- **Exercise**: Find every line containing the word "Ventricle" and report the count, nothing more.

- **Extracted information**:

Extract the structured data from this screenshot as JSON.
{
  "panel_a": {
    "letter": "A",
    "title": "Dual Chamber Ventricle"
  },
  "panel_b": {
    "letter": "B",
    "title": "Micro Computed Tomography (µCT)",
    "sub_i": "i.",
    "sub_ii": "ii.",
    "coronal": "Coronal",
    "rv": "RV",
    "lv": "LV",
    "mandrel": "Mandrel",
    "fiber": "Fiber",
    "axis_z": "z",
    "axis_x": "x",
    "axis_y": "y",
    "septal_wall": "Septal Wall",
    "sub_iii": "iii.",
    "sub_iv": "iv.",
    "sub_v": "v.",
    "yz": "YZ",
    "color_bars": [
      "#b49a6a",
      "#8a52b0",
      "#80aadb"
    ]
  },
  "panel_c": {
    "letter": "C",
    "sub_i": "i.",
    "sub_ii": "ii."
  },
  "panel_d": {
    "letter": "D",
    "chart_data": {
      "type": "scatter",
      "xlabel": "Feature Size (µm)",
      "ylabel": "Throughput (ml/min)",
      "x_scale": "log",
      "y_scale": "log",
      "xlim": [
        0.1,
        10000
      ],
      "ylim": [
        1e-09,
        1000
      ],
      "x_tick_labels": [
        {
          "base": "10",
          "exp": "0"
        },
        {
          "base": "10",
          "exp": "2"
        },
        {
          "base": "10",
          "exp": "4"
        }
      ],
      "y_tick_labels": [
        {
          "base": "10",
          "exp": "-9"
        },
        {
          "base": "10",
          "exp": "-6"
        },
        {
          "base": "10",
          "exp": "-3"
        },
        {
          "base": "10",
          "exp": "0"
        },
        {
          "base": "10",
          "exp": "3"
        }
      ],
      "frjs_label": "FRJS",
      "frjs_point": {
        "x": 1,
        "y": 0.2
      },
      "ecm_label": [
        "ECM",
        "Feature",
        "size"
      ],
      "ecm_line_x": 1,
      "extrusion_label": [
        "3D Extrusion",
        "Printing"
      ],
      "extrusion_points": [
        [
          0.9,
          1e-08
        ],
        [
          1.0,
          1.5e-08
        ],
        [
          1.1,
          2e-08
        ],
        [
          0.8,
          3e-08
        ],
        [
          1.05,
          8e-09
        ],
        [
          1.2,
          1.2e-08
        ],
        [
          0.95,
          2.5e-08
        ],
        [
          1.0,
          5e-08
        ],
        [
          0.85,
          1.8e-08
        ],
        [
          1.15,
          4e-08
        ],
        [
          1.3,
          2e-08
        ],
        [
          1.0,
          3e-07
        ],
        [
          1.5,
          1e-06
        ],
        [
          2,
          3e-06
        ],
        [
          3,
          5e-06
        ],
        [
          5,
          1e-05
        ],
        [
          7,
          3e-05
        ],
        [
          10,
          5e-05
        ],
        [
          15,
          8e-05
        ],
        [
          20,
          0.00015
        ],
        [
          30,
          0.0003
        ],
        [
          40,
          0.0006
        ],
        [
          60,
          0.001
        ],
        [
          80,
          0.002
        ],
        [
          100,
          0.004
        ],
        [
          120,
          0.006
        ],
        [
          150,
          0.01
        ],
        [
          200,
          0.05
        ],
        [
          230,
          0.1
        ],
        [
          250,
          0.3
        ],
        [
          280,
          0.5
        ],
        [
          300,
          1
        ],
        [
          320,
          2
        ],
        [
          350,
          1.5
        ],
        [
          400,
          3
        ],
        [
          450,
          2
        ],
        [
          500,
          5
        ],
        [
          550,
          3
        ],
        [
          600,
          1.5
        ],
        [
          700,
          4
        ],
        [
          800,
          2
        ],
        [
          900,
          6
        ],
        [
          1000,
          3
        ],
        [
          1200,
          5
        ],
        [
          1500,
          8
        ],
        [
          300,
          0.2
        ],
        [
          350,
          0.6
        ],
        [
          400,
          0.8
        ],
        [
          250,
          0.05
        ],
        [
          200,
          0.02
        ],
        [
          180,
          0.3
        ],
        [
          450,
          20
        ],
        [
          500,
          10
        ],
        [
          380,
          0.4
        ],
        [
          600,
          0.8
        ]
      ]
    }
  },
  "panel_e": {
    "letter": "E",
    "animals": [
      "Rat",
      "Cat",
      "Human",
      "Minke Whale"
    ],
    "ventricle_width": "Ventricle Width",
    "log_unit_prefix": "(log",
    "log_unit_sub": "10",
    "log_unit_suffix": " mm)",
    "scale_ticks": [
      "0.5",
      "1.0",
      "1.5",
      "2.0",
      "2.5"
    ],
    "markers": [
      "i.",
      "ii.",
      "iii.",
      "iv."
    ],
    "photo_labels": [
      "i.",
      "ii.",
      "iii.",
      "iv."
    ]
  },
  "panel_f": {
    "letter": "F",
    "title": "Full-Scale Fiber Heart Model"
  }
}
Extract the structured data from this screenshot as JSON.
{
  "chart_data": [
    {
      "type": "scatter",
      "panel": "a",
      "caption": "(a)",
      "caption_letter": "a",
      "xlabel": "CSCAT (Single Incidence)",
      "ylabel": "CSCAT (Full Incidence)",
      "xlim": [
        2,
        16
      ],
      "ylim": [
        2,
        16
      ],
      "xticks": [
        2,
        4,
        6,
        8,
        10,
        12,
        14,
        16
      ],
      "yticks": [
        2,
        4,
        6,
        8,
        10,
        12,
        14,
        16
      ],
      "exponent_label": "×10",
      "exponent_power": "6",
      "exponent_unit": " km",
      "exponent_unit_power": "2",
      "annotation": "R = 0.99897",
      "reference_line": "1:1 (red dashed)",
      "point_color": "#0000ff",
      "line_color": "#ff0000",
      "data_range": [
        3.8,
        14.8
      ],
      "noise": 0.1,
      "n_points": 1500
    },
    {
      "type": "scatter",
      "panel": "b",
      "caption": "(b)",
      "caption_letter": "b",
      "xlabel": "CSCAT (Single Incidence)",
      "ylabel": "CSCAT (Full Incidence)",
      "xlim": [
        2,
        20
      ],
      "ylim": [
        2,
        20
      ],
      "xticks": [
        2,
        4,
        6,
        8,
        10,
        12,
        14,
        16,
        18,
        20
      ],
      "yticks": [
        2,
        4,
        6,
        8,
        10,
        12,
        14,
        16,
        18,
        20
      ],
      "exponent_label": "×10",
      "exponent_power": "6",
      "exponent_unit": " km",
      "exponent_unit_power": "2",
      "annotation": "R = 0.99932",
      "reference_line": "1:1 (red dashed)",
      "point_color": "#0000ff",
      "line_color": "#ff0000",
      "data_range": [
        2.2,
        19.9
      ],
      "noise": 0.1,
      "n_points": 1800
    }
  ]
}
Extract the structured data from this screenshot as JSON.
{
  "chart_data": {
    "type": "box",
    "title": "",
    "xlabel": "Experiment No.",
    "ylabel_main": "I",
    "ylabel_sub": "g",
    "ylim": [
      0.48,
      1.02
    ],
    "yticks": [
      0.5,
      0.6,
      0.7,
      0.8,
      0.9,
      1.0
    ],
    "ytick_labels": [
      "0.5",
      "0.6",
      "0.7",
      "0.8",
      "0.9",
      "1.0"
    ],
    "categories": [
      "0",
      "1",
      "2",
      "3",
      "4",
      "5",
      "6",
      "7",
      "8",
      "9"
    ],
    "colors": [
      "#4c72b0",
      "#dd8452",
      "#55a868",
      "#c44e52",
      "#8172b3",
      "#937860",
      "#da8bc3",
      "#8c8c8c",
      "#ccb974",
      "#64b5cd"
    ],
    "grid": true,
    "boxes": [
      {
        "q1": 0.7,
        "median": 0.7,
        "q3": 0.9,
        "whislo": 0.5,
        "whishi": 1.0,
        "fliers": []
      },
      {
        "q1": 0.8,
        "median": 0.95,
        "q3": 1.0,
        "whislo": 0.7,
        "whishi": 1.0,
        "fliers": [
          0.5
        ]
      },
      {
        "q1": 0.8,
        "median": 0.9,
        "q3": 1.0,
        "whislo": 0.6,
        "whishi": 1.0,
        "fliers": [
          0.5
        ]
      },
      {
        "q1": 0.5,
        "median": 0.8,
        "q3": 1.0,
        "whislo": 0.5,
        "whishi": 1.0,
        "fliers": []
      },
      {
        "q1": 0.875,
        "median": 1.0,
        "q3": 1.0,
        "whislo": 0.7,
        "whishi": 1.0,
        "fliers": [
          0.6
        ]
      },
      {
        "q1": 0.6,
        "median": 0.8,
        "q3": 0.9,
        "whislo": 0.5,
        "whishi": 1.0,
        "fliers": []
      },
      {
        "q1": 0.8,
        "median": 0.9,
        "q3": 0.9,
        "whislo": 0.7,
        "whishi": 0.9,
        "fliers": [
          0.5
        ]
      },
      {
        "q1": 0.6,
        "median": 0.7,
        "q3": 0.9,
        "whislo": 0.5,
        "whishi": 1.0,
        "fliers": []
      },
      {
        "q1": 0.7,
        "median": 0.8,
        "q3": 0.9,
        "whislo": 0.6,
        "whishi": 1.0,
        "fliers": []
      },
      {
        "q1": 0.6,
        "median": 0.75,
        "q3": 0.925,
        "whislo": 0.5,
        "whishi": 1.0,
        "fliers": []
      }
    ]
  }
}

- **Full output**: 2